• **GIVEN TEXT**
_ _ _ _ _ _ _

Uber CEO Dara Khosrowshahi doesn't believe in regrets, but as he looks back on his first year leading the company, he sees one thing he'd like to have changed more quickly.
Uber's corporate culture was in dire need of an overhaul when Khosrowshahi took the job. He's made progress, but in an interview with CNNMoney ahead of his one-year anniversary as chief executive, Khosrowshahi said, "If there's one area that I would have liked to change faster, it is to execute more fully on our cultural transformation as a company internally, across all levels at the company."
"It will never be done," he said. "It's a continuous exercise. If I talk to you next year, I hope to be further along on the exercise than I am right now."
It was one year ago Monday that word leaked that Khosrowshahi was leaving a comfy gig as the head of Expedia to lead what was at the time the most dysfunctional company in tech. Founder and CEO Travis Kalanick had made such a mess of things that the board finally pushed him out four months after harassment and sexism allegations rocked the company.
Khosrowshahi arrived to his first official day of work on September 5 with a daunting to-do list. Uber faced a slew of sexual harassment and gender discrimination allegations. It was embroiled in a messy lawsuit with Waymo. Several executive roles were vacant, its drivers were on the verge of revolt and its losses were widening.
Khosrowshahi told CNNMoney the past year has been such a whirlwind that it feels like he's celebrating his one-month anniversary, not marking the passage of an entire year.
"It's been filled with good days and bad days," he said. "The good news is that the good days are outnumbering the bad days more recently. But I didn't get into this expecting an easy ride. It's been just as challenging as I expected."
Arguably the most pressing task Khosrowshahi faced was reshaping the company culture and abolishing Kalanick's anything-goes, growth-at-all-costs ethos. He said Uber has made "enormous strides" when it comes to its attitude towards dealing with regulators, for example.
Early on in his tenure, he revamped the company's cultural norms, ditching attitudes like "Always Be Hustlin" and "Superpumped" in favor of things like "Customer Obsessed" and "We Do The Right Thing."
"We haven't made those norms an everyday reality at all levels of the company and while we've seen progress, it's not a job done," he said.
Underscoring that point was the departure in July of Uber's head of human resources, Liane Hornsey, following an internal investigation into how she handled claims of racial discrimination within the company. In her goodbye email to staff, Hornsey didn't address the probe. Uber confirmed an investigation, but would not elaborate on the claims against her.
And several employees have raised concerns about Chief Operating Officer Barney Harford for alleged racially insensitive comments. Harford, who worked with Khosrowshahi at Expedia, remains at Uber. In a memo to coworkers shared with CNNMoney in July, Harford described allegations as "painful" and said he was "embarrassed." He pledged to work with a coach who could challenge his "blind spots."
Such things leave some of Uber's critics skeptical of any claims that Khosrowshahi has made enough of an impact. "We've been very critical of Uber and we maintain that position," Brenda Darden Wilkerson, president and CEO of Anita Borg Institute (AnitaB.org), told CNNMoney.
AnitaB.org puts on the annual Grace Hopper Conference, the largest gathering of women in computing. It also partners with more than 70 companies on recruiting practices, keeping women in tech, and creating an inclusive workforce.

_ _ _ _ _ _ _

• **DATASET**

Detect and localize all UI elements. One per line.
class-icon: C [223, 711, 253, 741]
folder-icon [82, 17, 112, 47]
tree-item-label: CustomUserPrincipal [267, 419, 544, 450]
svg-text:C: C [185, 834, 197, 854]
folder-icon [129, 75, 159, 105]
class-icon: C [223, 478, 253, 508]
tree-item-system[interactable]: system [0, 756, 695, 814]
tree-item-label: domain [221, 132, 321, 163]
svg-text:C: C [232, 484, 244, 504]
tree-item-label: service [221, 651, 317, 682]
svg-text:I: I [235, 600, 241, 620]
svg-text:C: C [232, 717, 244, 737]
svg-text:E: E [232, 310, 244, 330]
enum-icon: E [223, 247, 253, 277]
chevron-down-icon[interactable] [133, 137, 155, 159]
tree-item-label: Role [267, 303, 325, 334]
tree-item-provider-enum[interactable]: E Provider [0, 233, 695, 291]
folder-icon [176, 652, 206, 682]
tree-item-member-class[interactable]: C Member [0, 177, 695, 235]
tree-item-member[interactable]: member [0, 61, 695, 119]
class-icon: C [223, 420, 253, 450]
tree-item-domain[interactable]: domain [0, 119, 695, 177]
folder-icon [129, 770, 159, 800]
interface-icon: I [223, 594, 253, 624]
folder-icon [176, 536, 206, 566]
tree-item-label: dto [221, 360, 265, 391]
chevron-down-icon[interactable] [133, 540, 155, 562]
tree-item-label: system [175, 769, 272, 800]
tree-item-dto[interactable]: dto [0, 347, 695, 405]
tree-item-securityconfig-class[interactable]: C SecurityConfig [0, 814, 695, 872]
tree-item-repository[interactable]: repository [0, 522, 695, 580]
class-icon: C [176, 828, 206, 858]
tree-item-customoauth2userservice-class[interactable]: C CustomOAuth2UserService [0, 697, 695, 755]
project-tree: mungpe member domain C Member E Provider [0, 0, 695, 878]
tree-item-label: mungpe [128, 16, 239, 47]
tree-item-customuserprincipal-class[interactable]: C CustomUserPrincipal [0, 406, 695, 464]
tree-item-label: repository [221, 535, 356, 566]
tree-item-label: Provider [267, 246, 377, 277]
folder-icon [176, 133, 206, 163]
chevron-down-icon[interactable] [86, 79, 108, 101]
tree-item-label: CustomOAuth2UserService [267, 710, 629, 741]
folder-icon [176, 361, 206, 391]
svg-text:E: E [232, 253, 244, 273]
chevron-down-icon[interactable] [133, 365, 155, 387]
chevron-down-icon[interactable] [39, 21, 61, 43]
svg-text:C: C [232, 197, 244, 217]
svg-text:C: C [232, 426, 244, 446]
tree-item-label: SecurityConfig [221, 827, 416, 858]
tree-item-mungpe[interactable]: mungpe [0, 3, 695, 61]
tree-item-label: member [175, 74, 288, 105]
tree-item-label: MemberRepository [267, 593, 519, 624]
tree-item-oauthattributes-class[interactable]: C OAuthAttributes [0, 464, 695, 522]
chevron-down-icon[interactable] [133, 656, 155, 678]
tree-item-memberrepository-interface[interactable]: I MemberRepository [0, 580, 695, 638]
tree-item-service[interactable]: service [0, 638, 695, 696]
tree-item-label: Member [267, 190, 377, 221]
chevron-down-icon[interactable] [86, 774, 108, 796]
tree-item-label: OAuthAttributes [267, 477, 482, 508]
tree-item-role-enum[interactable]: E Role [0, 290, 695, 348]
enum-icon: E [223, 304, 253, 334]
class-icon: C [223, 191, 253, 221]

_ _ _ _ _ _ _

• **SET TASK A**
List the four cultural norms that the Uber article names, and mark which two were dropped and which two were adopted.
• **SET TASK B**
Render this sentence from the Uber article in Spanish: "Khosrowshahi arrived to his first official day of work on September 5 with a daunting to-do list."
• **SET TASK C**
Quote the Uber article starting with "Khosrowshahi arrived to" and going on through "an entire year.".

• **ANSWER A**
Dropped: "Always Be Hustlin", "Superpumped"
Adopted: "Customer Obsessed", "We Do The Right Thing"

• **ANSWER B**
Khosrowshahi llegó a su primer día oficial de trabajo el 5 de septiembre con una intimidante lista de pendientes.

• **ANSWER C**
Khosrowshahi arrived to his first official day of work on September 5 with a daunting to-do list. Uber faced a slew of sexual harassment and gender discrimination allegations. It was embroiled in a messy lawsuit with Waymo. Several executive roles were vacant, its drivers were on the verge of revolt and its losses were widening.
Khosrowshahi told CNNMoney the past year has been such a whirlwind that it feels like he's celebrating his one-month anniversary, not marking the passage of an entire year.